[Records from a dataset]
========================================================================

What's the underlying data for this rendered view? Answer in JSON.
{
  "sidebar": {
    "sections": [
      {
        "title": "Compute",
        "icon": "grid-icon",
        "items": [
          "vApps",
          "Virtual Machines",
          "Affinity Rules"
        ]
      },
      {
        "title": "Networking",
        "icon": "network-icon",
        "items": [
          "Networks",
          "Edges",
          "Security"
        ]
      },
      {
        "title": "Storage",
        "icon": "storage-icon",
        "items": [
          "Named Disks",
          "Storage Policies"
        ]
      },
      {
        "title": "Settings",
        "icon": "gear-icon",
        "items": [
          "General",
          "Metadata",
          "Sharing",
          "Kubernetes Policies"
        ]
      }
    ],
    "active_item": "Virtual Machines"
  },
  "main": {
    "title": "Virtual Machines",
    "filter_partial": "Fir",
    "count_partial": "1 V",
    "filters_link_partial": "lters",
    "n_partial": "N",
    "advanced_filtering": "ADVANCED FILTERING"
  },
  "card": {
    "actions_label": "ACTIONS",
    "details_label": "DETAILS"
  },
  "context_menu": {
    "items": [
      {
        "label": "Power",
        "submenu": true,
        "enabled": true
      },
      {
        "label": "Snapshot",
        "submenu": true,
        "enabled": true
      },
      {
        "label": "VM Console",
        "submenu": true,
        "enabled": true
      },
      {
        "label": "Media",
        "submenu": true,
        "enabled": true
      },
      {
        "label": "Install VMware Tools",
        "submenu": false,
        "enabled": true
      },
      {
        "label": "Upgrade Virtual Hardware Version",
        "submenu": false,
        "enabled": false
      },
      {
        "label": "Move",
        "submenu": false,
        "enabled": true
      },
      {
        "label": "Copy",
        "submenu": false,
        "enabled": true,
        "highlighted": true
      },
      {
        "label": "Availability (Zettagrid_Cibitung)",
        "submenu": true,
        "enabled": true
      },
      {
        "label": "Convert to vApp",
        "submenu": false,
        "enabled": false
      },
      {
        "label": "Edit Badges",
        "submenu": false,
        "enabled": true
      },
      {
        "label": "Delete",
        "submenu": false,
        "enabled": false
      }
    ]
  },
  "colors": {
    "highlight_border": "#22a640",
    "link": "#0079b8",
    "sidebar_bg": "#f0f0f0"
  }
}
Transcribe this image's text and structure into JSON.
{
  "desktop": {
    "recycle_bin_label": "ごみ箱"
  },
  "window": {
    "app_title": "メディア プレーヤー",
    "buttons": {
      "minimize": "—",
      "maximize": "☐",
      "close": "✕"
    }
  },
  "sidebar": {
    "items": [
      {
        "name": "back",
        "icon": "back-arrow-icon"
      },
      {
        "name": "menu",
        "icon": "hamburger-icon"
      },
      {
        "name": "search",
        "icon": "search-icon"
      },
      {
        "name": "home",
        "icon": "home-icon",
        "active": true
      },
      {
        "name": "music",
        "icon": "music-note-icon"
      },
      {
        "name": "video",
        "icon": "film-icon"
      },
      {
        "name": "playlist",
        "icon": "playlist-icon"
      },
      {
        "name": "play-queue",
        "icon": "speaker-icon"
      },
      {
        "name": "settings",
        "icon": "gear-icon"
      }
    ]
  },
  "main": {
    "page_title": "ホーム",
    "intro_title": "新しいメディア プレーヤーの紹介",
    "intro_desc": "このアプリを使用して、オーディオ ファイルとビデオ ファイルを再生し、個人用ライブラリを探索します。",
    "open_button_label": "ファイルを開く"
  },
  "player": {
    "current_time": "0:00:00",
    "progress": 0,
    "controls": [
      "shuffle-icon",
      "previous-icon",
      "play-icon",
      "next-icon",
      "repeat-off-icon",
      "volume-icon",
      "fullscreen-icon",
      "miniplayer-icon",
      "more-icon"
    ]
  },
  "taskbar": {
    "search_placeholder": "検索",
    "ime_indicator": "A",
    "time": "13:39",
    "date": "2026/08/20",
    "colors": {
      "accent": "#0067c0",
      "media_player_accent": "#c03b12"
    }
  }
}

========================================================================

Requirements | Where does the word "JSON" appear? Return each line that holds it.

Exercise output |
What's the underlying data for this rendered view? Answer in JSON.
Transcribe this image's text and structure into JSON.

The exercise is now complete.